== Set exercise ==
Lines containing the word "diatomic" are to be counted; state their number and nothing further.

(Records from a data source)

>> START

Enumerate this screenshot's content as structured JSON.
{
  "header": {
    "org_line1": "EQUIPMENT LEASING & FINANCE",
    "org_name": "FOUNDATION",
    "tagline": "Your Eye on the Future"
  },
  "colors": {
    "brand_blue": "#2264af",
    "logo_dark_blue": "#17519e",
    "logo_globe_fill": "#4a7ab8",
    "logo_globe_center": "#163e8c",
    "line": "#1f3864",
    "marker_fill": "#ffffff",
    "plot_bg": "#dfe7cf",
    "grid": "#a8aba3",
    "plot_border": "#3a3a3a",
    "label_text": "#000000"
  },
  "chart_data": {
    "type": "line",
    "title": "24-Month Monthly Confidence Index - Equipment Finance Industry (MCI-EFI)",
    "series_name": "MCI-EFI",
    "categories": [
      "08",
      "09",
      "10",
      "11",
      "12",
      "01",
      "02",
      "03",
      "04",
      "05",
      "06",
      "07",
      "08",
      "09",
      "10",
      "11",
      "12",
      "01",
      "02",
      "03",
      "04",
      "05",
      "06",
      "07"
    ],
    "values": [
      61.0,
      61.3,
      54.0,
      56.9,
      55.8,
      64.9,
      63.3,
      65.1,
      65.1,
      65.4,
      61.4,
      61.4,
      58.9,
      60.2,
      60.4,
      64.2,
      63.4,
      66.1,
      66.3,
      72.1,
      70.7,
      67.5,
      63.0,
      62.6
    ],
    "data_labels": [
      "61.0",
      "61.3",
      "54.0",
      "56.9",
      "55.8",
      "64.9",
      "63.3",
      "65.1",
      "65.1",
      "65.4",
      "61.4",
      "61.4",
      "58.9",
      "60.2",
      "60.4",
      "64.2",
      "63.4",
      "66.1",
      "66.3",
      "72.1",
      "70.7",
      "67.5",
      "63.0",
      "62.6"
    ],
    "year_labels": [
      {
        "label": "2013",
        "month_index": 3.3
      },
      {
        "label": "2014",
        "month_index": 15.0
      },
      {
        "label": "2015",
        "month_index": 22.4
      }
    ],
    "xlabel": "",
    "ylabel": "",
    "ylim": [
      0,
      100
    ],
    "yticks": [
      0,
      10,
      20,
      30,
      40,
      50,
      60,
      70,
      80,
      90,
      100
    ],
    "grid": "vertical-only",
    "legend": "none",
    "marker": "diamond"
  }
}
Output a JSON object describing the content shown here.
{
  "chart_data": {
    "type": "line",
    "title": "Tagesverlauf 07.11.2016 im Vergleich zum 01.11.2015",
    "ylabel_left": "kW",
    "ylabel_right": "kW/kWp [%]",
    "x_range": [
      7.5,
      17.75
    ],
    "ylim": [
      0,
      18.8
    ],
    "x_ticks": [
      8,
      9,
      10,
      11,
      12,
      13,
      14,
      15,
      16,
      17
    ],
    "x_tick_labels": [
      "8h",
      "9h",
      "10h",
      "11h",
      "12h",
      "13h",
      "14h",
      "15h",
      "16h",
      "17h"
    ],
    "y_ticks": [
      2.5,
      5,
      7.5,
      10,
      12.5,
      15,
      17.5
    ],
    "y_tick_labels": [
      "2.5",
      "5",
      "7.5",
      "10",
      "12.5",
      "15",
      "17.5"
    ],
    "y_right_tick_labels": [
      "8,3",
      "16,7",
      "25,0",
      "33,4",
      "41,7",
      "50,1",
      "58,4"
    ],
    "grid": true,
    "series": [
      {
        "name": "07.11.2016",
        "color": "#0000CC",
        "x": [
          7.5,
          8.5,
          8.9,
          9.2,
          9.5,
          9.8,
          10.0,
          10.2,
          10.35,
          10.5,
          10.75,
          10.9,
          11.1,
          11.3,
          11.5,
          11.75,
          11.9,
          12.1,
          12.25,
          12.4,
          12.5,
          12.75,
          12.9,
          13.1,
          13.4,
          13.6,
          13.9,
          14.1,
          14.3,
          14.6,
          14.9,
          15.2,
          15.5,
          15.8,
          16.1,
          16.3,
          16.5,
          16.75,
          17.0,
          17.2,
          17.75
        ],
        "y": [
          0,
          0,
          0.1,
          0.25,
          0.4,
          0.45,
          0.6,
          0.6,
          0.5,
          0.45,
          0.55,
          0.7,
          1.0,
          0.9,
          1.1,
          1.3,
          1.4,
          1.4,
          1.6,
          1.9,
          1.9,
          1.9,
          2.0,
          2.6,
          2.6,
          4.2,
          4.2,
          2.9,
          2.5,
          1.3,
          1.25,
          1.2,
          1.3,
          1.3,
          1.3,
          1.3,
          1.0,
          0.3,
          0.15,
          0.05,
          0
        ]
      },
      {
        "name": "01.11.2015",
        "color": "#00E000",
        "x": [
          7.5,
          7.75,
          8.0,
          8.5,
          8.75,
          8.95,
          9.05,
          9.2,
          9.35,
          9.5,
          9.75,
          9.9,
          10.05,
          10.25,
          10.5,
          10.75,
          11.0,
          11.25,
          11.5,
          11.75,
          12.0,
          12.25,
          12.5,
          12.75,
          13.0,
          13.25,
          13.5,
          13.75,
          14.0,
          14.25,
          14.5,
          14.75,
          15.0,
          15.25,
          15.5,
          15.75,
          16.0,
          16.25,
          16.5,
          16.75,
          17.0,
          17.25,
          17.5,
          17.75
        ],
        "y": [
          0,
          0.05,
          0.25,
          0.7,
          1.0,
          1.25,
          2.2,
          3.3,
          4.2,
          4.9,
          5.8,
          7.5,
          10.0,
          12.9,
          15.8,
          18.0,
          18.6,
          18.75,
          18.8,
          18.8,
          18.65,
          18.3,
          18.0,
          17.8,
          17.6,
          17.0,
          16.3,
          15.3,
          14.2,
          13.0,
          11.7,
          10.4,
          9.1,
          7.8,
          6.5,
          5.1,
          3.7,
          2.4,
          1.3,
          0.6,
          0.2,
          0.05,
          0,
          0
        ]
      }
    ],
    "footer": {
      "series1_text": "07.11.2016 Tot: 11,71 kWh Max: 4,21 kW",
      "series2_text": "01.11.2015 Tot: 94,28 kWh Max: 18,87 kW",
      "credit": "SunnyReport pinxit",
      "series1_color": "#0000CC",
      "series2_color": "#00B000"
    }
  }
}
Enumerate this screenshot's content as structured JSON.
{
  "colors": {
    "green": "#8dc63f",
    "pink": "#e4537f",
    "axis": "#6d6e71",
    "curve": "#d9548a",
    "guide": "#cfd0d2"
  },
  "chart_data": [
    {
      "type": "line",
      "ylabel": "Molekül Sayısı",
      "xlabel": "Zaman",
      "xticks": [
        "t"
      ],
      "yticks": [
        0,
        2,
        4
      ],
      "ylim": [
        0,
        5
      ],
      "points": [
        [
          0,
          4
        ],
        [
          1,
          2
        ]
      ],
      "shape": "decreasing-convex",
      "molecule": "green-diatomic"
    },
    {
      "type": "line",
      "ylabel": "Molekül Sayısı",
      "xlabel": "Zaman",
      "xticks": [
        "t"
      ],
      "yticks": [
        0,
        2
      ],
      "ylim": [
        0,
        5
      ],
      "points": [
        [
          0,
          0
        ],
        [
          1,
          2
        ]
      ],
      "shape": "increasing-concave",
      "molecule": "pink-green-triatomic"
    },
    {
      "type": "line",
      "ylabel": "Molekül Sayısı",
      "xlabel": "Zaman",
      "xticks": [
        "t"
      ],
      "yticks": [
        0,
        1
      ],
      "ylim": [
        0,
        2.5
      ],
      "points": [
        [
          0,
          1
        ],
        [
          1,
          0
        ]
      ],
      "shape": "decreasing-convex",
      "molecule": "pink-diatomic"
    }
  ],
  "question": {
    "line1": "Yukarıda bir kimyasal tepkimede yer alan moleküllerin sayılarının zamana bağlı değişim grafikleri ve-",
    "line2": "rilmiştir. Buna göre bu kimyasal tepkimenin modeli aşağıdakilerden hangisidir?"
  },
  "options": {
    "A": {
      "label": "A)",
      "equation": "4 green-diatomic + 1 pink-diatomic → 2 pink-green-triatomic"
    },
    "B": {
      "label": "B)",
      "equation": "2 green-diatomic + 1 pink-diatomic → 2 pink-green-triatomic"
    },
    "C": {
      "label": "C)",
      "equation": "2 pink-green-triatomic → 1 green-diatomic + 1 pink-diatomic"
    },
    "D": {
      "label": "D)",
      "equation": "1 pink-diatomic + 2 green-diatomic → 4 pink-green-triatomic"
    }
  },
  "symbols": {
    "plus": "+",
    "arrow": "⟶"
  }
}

>> END

== Worked answer ==
6